Word for word, restate every line of the listing that follows.

· · ·

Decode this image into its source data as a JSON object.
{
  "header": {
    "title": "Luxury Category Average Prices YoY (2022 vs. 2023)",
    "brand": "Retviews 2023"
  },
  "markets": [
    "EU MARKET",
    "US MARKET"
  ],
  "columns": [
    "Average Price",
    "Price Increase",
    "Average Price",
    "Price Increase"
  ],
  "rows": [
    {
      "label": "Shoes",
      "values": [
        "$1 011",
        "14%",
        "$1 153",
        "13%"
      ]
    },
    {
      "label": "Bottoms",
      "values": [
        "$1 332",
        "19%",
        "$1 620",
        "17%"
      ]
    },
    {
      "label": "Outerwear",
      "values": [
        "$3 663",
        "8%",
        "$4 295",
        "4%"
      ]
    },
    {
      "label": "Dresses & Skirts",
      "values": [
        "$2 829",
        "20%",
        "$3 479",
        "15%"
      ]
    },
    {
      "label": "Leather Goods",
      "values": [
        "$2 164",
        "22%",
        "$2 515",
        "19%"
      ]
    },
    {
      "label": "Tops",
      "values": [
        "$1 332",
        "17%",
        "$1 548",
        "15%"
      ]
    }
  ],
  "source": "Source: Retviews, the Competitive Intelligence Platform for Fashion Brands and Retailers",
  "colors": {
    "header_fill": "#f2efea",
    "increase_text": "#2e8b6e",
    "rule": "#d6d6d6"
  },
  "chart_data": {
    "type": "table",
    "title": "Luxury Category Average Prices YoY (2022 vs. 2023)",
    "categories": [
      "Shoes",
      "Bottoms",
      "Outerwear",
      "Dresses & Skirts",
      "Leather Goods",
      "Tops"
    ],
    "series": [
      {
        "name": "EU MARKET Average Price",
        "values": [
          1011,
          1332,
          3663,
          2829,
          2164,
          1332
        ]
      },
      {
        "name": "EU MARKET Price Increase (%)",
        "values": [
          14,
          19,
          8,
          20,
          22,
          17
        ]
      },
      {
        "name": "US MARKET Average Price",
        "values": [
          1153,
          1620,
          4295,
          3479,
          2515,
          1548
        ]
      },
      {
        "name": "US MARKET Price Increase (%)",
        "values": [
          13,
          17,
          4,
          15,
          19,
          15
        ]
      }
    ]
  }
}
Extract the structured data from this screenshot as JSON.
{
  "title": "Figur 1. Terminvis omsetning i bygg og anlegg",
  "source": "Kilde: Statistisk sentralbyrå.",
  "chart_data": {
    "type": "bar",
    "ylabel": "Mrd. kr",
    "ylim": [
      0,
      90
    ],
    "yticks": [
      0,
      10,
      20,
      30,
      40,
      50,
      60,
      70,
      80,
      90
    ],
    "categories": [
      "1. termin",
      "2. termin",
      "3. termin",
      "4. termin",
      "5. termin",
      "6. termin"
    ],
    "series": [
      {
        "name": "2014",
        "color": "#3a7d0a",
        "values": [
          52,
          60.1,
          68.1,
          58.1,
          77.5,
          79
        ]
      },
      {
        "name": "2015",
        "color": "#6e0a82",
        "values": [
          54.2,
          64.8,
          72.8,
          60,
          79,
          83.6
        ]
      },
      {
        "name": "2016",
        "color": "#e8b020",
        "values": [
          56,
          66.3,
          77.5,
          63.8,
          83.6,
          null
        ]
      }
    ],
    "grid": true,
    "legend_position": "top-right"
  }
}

· · ·

| The reply |
Decode this image into its source data as a JSON object.
{
  "header": {
    "title": "Luxury Category Average Prices YoY (2022 vs. 2023)",
    "brand": "Retviews 2023"
  },
  "markets": [
    "EU MARKET",
    "US MARKET"
  ],
  "columns": [
    "Average Price",
    "Price Increase",
    "Average Price",
    "Price Increase"
  ],
  "rows": [
    {
      "label": "Shoes",
      "values": [
        "$1 011",
        "14%",
        "$1 153",
        "13%"
      ]
    },
    {
      "label": "Bottoms",
      "values": [
        "$1 332",
        "19%",
        "$1 620",
        "17%"
      ]
    },
    {
      "label": "Outerwear",
      "values": [
        "$3 663",
        "8%",
        "$4 295",
        "4%"
      ]
    },
    {
      "label": "Dresses & Skirts",
      "values": [
        "$2 829",
        "20%",
        "$3 479",
        "15%"
      ]
    },
    {
      "label": "Leather Goods",
      "values": [
        "$2 164",
        "22%",
        "$2 515",
        "19%"
      ]
    },
    {
      "label": "Tops",
      "values": [
        "$1 332",
        "17%",
        "$1 548",
        "15%"
      ]
    }
  ],
  "source": "Source: Retviews, the Competitive Intelligence Platform for Fashion Brands and Retailers",
  "colors": {
    "header_fill": "#f2efea",
    "increase_text": "#2e8b6e",
    "rule": "#d6d6d6"
  },
  "chart_data": {
    "type": "table",
    "title": "Luxury Category Average Prices YoY (2022 vs. 2023)",
    "categories": [
      "Shoes",
      "Bottoms",
      "Outerwear",
      "Dresses & Skirts",
      "Leather Goods",
      "Tops"
    ],
    "series": [
      {
        "name": "EU MARKET Average Price",
        "values": [
          1011,
          1332,
          3663,
          2829,
          2164,
          1332
        ]
      },
      {
        "name": "EU MARKET Price Increase (%)",
        "values": [
          14,
          19,
          8,
          20,
          22,
          17
        ]
      },
      {
        "name": "US MARKET Average Price",
        "values": [
          1153,
          1620,
          4295,
          3479,
          2515,
          1548
        ]
      },
      {
        "name": "US MARKET Price Increase (%)",
        "values": [
          13,
          17,
          4,
          15,
          19,
          15
        ]
      }
    ]
  }
}
Extract the structured data from this screenshot as JSON.
{
  "title": "Figur 1. Terminvis omsetning i bygg og anlegg",
  "source": "Kilde: Statistisk sentralbyrå.",
  "chart_data": {
    "type": "bar",
    "ylabel": "Mrd. kr",
    "ylim": [
      0,
      90
    ],
    "yticks": [
      0,
      10,
      20,
      30,
      40,
      50,
      60,
      70,
      80,
      90
    ],
    "categories": [
      "1. termin",
      "2. termin",
      "3. termin",
      "4. termin",
      "5. termin",
      "6. termin"
    ],
    "series": [
      {
        "name": "2014",
        "color": "#3a7d0a",
        "values": [
          52,
          60.1,
          68.1,
          58.1,
          77.5,
          79
        ]
      },
      {
        "name": "2015",
        "color": "#6e0a82",
        "values": [
          54.2,
          64.8,
          72.8,
          60,
          79,
          83.6
        ]
      },
      {
        "name": "2016",
        "color": "#e8b020",
        "values": [
          56,
          66.3,
          77.5,
          63.8,
          83.6,
          null
        ]
      }
    ],
    "grid": true,
    "legend_position": "top-right"
  }
}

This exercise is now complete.